Brief 1 ▸
In the blog excerpt, at which university is Margaret Soltan an English professor?
Brief 2 ▸
Extract from the blog excerpt the passage from "And ain’t it" to "Service thinks so.", copying it verbatim.
Brief 3 ▸
Condense the paragraph of the blog excerpt that begins "Over the years, the tech-savvy teacher" into a shorter version that keeps its main facts.

[[ Document excerpt, beginning ]]

And ain’t it the truth. He’s a resident assistant in a Hofstra University dorm; she seems a nice Jewish girl. But he assists students in buying drugs, and she’s a gangster’s moll.

March 25th, 2009
“GOOD CLASS HARD TESTES”

You’re missing a lot if you don’t occasionally troll Rate My Professors.

March 23rd, 2009
Tech-Savvy? MOI?

The Columbia News Service thinks so.

From an article by Danielle Friedman about the advantages and disadvantages of Gmail’s chat function:

For Margaret Soltan, an English professor at George Washington University, Gchat is wonderful for connecting with students outside of class.

Over the years, the tech-savvy teacher has accumulated dozens of students on her Gchat list, and she chats with them frequently. While not all realize that she can “see” them until she pings them for the first time — which, to be sure, can catch some off guard — she occasionally uses the tool to coordinate conferences or discuss letters of recommendation when time is tight. It’s convenient, she says.

Soltan also likes perusing students’ status messages. “They give me a little window” into them, she says. “They are like little mini-diaries of student life.”

[[ Document excerpt, end ]]
[[ Stored data, beginning ]]

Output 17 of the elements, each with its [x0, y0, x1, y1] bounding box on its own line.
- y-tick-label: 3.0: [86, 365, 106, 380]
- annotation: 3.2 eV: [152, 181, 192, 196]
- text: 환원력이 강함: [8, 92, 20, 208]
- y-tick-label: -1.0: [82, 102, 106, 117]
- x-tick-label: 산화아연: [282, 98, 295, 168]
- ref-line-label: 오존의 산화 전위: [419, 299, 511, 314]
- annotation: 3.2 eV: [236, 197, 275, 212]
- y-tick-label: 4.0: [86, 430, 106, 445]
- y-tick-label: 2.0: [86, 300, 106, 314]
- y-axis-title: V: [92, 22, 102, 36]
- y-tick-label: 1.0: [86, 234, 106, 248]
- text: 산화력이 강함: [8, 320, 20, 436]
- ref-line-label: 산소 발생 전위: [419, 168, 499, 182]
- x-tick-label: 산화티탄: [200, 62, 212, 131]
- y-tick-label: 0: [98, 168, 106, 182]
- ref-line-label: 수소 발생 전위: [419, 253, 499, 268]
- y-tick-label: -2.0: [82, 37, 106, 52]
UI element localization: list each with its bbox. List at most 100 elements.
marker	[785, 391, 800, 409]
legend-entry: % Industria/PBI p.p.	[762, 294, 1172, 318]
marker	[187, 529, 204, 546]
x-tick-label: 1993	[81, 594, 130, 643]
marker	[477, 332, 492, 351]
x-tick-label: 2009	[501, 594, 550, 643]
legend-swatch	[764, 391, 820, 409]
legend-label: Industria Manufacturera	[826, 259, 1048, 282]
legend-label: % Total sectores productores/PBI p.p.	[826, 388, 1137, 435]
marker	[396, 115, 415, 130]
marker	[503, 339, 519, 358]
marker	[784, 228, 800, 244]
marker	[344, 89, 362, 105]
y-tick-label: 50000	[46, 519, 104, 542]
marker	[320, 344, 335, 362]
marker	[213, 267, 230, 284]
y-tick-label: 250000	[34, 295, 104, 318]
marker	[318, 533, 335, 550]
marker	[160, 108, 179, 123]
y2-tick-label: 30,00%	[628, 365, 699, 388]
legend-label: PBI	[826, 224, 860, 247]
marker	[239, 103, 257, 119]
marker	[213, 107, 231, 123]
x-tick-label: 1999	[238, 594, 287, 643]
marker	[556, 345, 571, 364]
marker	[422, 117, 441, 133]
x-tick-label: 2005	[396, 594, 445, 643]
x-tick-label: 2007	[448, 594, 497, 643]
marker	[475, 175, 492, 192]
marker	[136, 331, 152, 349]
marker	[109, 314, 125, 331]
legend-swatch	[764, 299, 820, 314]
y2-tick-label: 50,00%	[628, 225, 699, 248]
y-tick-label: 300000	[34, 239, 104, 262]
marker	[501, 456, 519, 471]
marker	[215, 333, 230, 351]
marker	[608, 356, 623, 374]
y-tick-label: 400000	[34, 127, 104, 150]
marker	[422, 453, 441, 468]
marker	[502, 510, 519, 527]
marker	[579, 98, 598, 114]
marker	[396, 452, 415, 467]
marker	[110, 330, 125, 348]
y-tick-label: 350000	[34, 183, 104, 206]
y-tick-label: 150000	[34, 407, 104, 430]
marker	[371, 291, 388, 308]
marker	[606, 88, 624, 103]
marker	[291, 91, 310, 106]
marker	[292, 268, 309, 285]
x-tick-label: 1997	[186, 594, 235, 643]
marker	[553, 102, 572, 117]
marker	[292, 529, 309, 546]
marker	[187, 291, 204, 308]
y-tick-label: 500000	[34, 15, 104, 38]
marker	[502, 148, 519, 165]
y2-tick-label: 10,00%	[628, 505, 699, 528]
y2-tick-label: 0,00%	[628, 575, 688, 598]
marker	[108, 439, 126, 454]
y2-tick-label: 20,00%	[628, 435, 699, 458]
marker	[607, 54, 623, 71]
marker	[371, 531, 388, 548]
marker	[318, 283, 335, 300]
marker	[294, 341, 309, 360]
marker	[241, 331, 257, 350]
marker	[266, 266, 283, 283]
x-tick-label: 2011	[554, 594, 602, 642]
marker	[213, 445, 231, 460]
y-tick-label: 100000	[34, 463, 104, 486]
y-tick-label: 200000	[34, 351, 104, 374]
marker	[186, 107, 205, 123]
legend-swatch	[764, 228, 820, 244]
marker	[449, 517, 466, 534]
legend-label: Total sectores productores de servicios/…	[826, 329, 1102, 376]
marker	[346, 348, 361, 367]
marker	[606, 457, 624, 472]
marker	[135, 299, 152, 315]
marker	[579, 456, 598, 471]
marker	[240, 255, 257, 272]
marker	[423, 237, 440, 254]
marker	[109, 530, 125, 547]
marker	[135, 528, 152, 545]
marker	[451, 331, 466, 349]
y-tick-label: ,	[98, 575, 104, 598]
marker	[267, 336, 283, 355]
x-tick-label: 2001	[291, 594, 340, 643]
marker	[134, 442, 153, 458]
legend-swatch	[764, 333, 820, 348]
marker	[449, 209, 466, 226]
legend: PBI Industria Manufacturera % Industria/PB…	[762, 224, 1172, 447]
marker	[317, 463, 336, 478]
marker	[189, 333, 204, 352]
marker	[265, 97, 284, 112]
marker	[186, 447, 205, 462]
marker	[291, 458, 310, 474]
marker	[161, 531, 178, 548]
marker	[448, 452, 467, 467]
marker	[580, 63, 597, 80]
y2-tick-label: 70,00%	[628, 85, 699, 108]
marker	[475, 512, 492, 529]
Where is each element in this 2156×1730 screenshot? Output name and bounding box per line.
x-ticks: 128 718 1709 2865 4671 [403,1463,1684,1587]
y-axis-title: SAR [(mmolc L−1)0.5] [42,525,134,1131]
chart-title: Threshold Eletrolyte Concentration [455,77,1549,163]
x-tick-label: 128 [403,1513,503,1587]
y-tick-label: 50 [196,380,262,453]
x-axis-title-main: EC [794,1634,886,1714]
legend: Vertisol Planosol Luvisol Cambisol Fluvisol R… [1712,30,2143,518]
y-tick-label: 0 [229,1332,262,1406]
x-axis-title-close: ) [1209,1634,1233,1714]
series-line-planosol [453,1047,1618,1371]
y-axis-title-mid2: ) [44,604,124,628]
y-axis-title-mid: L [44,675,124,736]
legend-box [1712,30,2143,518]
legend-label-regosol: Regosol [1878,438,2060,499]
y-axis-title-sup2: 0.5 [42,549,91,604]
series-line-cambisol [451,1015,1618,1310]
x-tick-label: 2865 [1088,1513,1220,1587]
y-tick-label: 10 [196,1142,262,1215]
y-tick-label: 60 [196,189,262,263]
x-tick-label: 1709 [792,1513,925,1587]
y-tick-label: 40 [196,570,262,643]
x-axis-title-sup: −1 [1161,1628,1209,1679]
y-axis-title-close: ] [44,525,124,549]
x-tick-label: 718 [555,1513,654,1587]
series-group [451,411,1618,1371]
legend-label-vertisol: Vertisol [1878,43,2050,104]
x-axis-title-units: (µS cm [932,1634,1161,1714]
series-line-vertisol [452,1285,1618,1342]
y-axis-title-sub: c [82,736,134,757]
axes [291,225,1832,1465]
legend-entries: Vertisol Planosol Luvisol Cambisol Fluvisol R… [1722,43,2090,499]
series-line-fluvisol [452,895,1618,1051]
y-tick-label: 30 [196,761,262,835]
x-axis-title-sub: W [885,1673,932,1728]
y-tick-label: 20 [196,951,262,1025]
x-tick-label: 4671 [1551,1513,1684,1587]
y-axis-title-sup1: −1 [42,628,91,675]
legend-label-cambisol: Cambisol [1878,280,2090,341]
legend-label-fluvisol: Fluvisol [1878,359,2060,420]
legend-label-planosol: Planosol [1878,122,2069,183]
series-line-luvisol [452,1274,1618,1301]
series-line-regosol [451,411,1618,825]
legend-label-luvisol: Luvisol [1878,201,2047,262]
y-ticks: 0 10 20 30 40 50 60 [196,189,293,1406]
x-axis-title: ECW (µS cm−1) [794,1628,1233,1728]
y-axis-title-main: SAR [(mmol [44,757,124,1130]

[[ Stored data, end ]]

Your response 1 ▸
George Washington University.

Your response 2 ▸
And ain’t it the truth. He’s a resident assistant in a Hofstra University dorm; she seems a nice Jewish girl. But he assists students in buying drugs, and she’s a gangster’s moll.

March 25th, 2009
“GOOD CLASS HARD TESTES”

You’re missing a lot if you don’t occasionally troll Rate My Professors.

March 23rd, 2009
Tech-Savvy? MOI?

The Columbia News Service thinks so.

Your response 3 ▸
Soltan has gathered dozens of students on her Gchat list and chats with them often. Not all of them know she can see them until she first pings them, which can surprise some. When time is short, she sometimes uses Gchat to coordinate conferences or discuss letters of recommendation, and she finds it convenient.